> EXERCISE GOAL:
Without including any pictures, write out the listing below exactly.

> LISTED ENTRIES:

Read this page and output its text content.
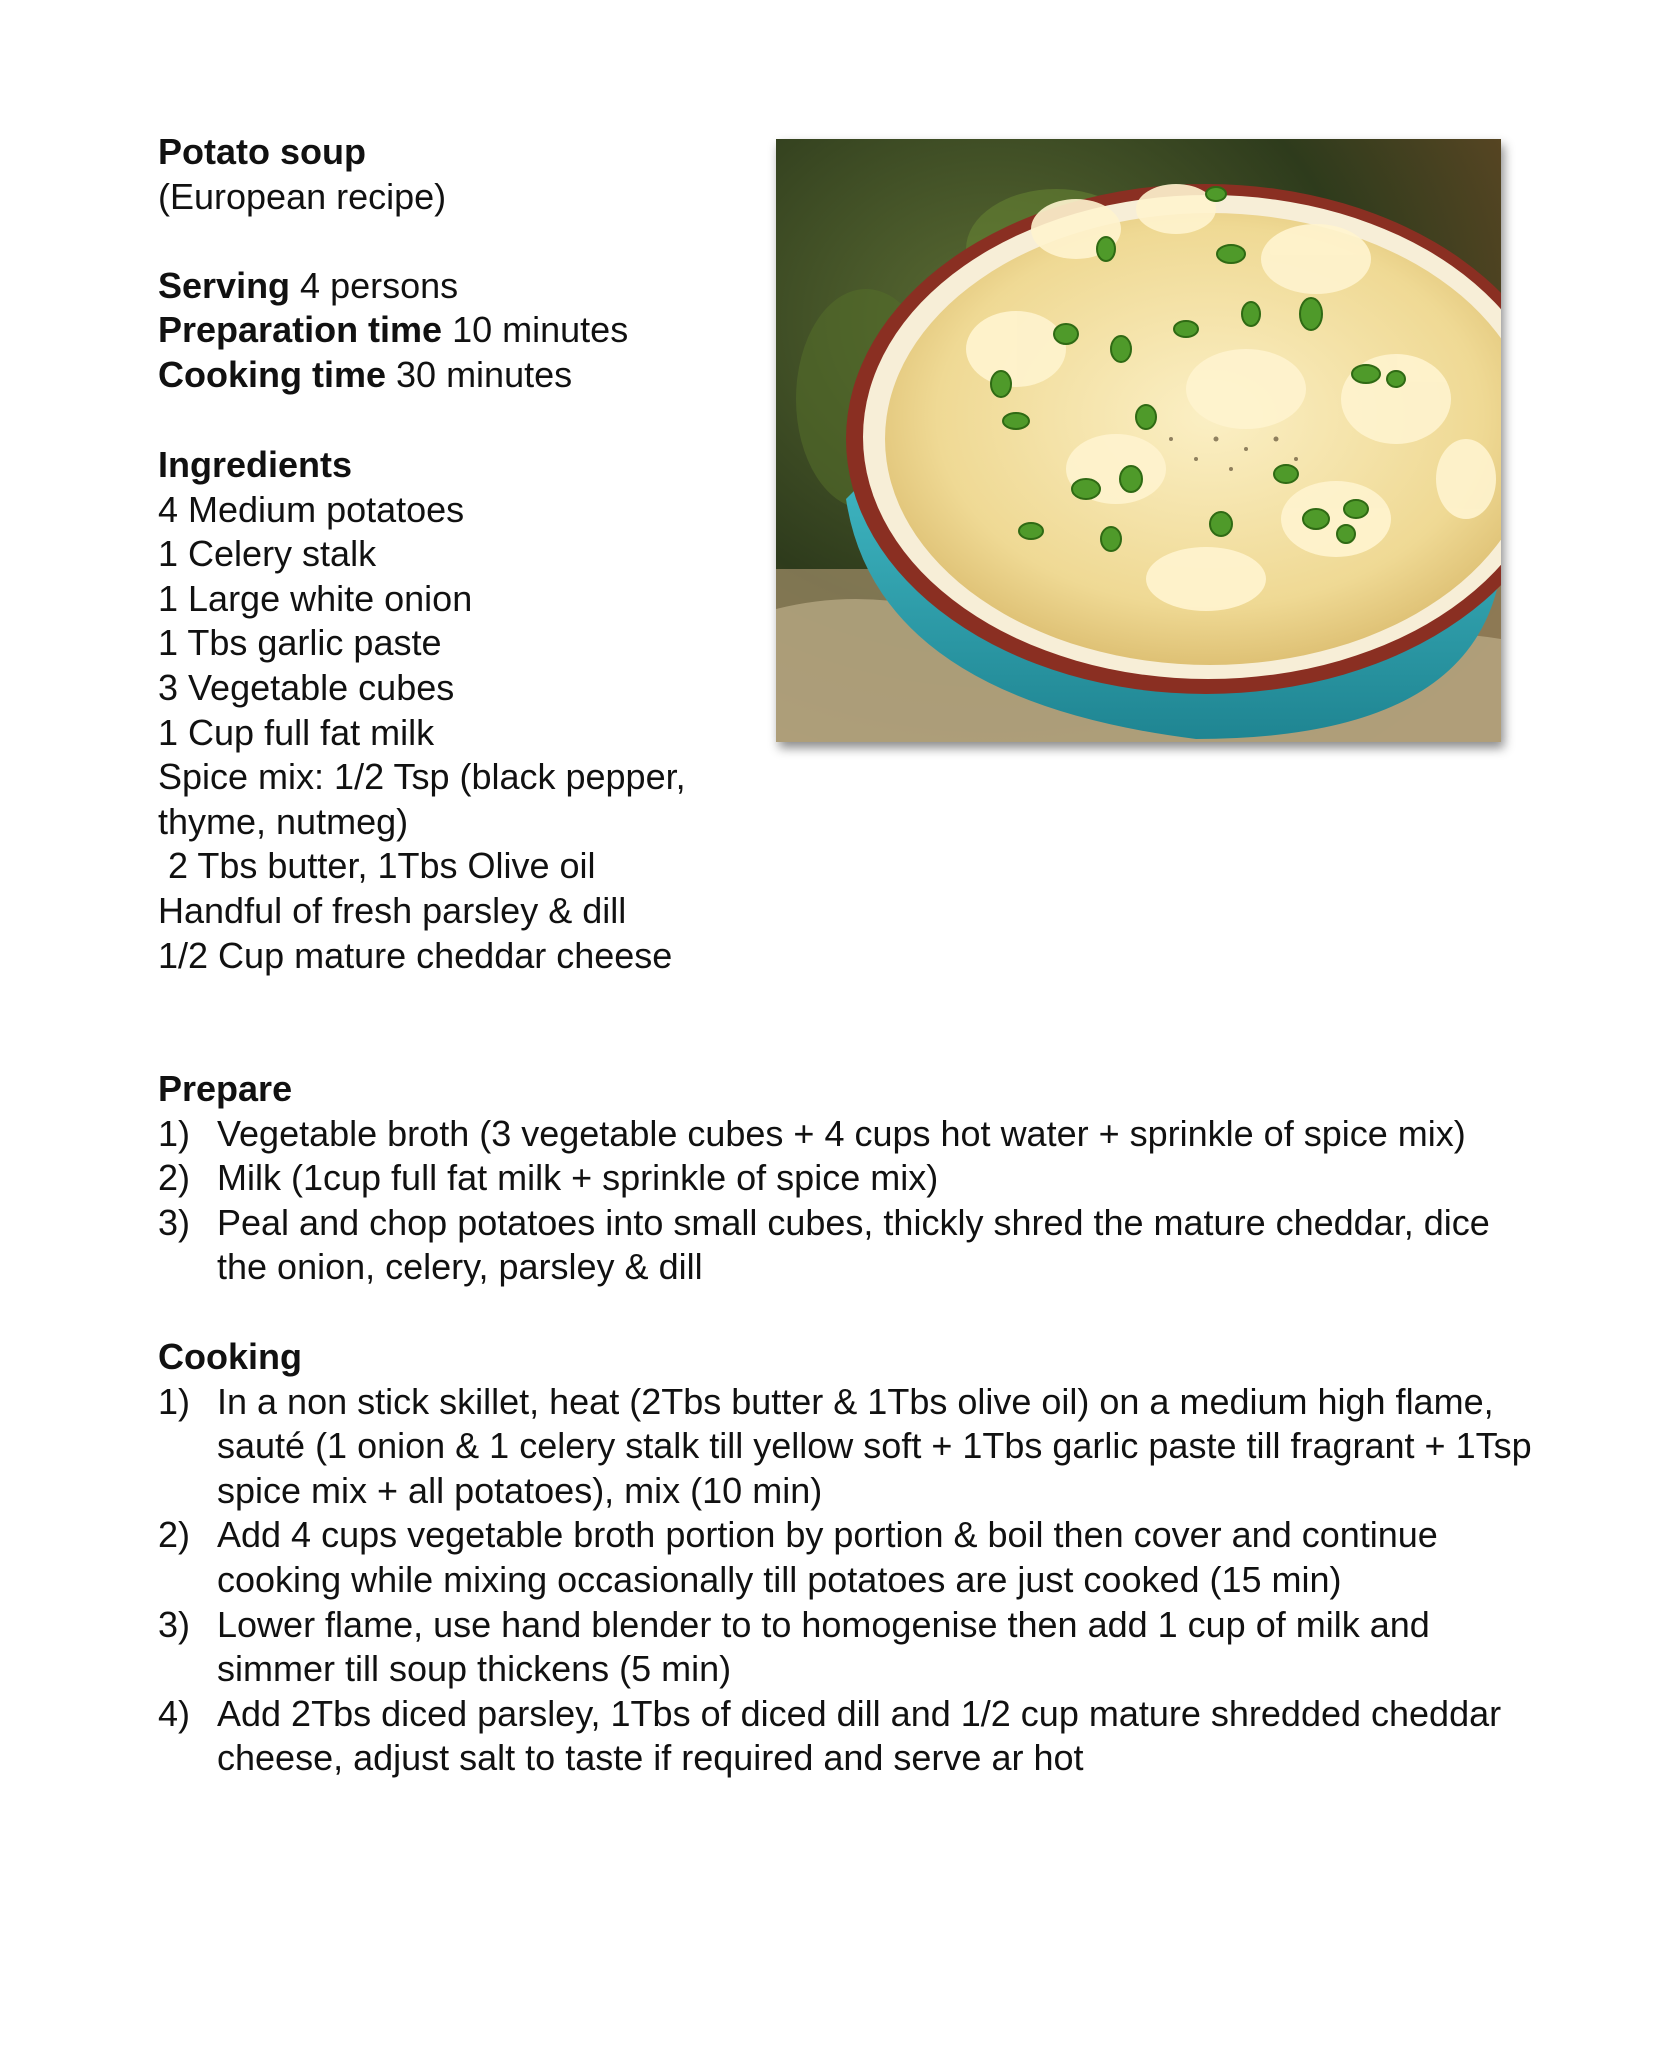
Potato soup
(European recipe)

Serving 4 persons
Preparation time 10 minutes
Cooking time 30 minutes
Ingredients
4 Medium potatoes
1 Celery stalk
1 Large white onion
1 Tbs garlic paste
3 Vegetable cubes
1 Cup full fat milk
Spice mix: 1/2 Tsp (black pepper,
thyme, nutmeg)
2 Tbs butter, 1Tbs Olive oil
Handful of fresh parsley & dill
1/2 Cup mature cheddar cheese
Prepare
1) Vegetable broth (3 vegetable cubes + 4 cups hot water + sprinkle of spice mix)
2) Milk (1cup full fat milk + sprinkle of spice mix)
3) Peal and chop potatoes into small cubes, thickly shred the mature cheddar, dice the onion, celery, parsley & dill
Cooking
1) In a non stick skillet, heat (2Tbs butter & 1Tbs olive oil) on a medium high flame, sauté (1 onion & 1 celery stalk till yellow soft + 1Tbs garlic paste till fragrant + 1Tsp spice mix + all potatoes), mix (10 min)
2) Add 4 cups vegetable broth portion by portion & boil then cover and continue cooking while mixing occasionally till potatoes are just cooked (15 min)
3) Lower flame, use hand blender to to homogenise then add 1 cup of milk and simmer till soup thickens (5 min)
4) Add 2Tbs diced parsley, 1Tbs of diced dill and 1/2 cup mature shredded cheddar cheese, adjust salt to taste if required and serve ar hot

> RESPONSE FOR THIS EXERCISE:
Read this page and output its text content.
Potato soup
(European recipe)

Serving 4 persons
Preparation time 10 minutes
Cooking time 30 minutes
Ingredients
4 Medium potatoes
1 Celery stalk
1 Large white onion
1 Tbs garlic paste
3 Vegetable cubes
1 Cup full fat milk
Spice mix: 1/2 Tsp (black pepper,
thyme, nutmeg)
2 Tbs butter, 1Tbs Olive oil
Handful of fresh parsley & dill
1/2 Cup mature cheddar cheese
Prepare
1) Vegetable broth (3 vegetable cubes + 4 cups hot water + sprinkle of spice mix)
2) Milk (1cup full fat milk + sprinkle of spice mix)
3) Peal and chop potatoes into small cubes, thickly shred the mature cheddar, dice the onion, celery, parsley & dill
Cooking
1) In a non stick skillet, heat (2Tbs butter & 1Tbs olive oil) on a medium high flame, sauté (1 onion & 1 celery stalk till yellow soft + 1Tbs garlic paste till fragrant + 1Tsp spice mix + all potatoes), mix (10 min)
2) Add 4 cups vegetable broth portion by portion & boil then cover and continue cooking while mixing occasionally till potatoes are just cooked (15 min)
3) Lower flame, use hand blender to to homogenise then add 1 cup of milk and simmer till soup thickens (5 min)
4) Add 2Tbs diced parsley, 1Tbs of diced dill and 1/2 cup mature shredded cheddar cheese, adjust salt to taste if required and serve ar hot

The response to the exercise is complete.